WRITTEN EXERCISE:
Each entry in the listing below should be restated word for word.
═══ LISTING
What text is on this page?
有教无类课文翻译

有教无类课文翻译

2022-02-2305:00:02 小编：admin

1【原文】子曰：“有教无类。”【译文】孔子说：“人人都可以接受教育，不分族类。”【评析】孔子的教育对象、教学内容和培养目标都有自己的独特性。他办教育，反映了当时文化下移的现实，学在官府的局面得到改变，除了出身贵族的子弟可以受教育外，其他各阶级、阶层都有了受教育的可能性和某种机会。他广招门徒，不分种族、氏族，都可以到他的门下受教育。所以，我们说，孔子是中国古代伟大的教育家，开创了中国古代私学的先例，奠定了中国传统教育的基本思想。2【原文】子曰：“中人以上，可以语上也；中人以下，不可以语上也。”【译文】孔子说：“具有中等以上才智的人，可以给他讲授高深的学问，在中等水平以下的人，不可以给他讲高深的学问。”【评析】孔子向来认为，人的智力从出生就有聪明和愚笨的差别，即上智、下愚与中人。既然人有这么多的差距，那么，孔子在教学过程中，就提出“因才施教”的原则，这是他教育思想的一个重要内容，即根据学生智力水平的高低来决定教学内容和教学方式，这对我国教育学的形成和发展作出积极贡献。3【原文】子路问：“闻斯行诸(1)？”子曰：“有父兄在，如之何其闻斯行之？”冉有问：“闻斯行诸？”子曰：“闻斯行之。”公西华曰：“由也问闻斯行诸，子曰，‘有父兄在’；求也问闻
══════
ANSWER TO THE TASK:
What text is on this page?
有教无类课文翻译

有教无类课文翻译

2022-02-2305:00:02 小编：admin

1【原文】子曰：“有教无类。”【译文】孔子说：“人人都可以接受教育，不分族类。”【评析】孔子的教育对象、教学内容和培养目标都有自己的独特性。他办教育，反映了当时文化下移的现实，学在官府的局面得到改变，除了出身贵族的子弟可以受教育外，其他各阶级、阶层都有了受教育的可能性和某种机会。他广招门徒，不分种族、氏族，都可以到他的门下受教育。所以，我们说，孔子是中国古代伟大的教育家，开创了中国古代私学的先例，奠定了中国传统教育的基本思想。2【原文】子曰：“中人以上，可以语上也；中人以下，不可以语上也。”【译文】孔子说：“具有中等以上才智的人，可以给他讲授高深的学问，在中等水平以下的人，不可以给他讲高深的学问。”【评析】孔子向来认为，人的智力从出生就有聪明和愚笨的差别，即上智、下愚与中人。既然人有这么多的差距，那么，孔子在教学过程中，就提出“因才施教”的原则，这是他教育思想的一个重要内容，即根据学生智力水平的高低来决定教学内容和教学方式，这对我国教育学的形成和发展作出积极贡献。3【原文】子路问：“闻斯行诸(1)？”子曰：“有父兄在，如之何其闻斯行之？”冉有问：“闻斯行诸？”子曰：“闻斯行之。”公西华曰：“由也问闻斯行诸，子曰，‘有父兄在’；求也问闻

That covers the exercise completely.